Exercise description: Note how many lines hold the string "ДЕПАРТАМЕНТ" and give that number without any other words.

··· Input records ···

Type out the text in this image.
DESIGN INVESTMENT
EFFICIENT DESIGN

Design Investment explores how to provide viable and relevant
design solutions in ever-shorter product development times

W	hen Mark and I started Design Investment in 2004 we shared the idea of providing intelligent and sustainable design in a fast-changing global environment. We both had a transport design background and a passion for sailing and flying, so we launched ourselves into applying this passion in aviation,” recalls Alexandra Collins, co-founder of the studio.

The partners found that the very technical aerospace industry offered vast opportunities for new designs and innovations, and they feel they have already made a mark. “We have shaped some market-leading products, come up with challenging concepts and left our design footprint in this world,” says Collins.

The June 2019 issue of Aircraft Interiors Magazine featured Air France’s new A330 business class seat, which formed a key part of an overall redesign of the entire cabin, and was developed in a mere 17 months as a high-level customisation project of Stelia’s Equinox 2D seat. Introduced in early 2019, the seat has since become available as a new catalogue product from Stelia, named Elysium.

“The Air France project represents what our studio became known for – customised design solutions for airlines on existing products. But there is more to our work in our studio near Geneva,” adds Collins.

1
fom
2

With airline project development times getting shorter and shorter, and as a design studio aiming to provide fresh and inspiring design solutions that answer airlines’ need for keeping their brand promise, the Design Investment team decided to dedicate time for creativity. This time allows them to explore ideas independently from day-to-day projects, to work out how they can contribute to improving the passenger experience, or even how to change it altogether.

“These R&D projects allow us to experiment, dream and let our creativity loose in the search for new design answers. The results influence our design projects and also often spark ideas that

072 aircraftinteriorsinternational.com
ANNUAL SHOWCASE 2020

···
··· Input records ···

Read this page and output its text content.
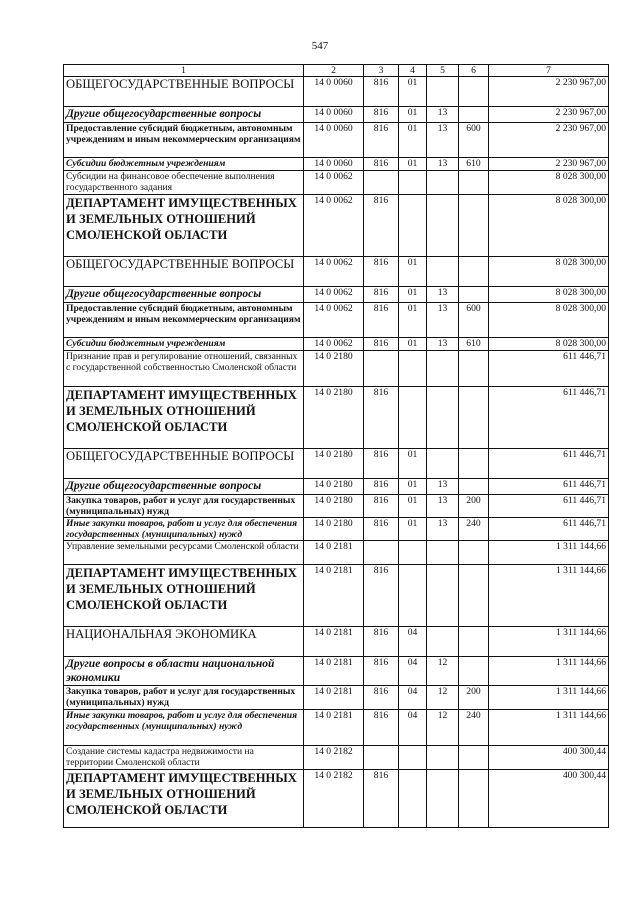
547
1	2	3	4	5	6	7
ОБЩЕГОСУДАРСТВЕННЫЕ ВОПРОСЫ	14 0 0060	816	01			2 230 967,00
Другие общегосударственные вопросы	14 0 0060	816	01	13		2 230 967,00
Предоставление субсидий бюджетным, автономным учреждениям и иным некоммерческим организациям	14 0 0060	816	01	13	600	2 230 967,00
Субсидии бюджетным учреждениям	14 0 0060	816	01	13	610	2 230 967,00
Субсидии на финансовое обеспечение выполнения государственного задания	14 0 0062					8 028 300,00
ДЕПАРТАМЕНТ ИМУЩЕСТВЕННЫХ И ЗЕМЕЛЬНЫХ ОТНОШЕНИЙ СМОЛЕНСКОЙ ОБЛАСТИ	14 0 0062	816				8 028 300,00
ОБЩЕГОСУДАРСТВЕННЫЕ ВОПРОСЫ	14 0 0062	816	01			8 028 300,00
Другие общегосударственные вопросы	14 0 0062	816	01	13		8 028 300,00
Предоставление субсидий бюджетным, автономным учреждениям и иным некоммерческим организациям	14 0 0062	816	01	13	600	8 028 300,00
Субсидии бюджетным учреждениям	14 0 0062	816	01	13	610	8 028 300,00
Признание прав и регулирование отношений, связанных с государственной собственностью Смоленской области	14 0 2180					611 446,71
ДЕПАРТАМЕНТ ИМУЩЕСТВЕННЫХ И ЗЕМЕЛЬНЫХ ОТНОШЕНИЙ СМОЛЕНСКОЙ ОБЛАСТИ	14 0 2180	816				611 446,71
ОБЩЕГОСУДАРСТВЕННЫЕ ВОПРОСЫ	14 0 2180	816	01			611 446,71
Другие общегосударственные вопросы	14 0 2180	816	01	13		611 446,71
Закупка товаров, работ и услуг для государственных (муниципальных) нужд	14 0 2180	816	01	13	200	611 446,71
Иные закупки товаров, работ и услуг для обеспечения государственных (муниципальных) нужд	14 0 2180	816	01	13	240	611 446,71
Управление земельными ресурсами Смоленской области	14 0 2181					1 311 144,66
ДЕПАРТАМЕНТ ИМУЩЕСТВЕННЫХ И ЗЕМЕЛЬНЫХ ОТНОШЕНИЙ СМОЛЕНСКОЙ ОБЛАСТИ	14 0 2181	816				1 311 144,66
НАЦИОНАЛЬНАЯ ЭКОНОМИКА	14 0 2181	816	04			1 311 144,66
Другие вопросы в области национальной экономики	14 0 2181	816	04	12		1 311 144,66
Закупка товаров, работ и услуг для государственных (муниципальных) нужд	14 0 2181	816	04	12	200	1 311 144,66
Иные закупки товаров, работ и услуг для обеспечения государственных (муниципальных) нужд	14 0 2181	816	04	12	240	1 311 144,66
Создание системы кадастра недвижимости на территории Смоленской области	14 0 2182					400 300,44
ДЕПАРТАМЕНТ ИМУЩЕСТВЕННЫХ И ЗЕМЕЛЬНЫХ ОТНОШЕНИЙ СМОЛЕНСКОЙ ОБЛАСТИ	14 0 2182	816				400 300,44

···
··· Input records ···

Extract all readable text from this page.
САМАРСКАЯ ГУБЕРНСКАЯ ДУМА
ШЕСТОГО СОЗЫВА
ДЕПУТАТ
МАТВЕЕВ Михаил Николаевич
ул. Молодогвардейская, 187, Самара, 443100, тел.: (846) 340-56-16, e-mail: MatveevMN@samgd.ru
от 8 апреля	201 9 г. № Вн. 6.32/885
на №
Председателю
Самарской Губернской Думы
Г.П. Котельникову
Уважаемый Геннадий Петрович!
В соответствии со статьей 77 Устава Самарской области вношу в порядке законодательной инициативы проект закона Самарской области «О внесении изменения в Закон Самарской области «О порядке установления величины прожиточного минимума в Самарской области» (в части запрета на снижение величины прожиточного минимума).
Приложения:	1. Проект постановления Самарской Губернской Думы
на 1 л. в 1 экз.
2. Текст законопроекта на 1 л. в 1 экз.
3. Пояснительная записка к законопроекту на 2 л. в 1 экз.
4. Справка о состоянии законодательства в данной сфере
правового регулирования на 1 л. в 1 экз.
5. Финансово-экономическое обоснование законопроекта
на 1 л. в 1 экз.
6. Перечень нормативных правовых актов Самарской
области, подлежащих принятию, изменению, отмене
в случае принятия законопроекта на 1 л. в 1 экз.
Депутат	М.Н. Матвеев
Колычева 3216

···

Task output: 4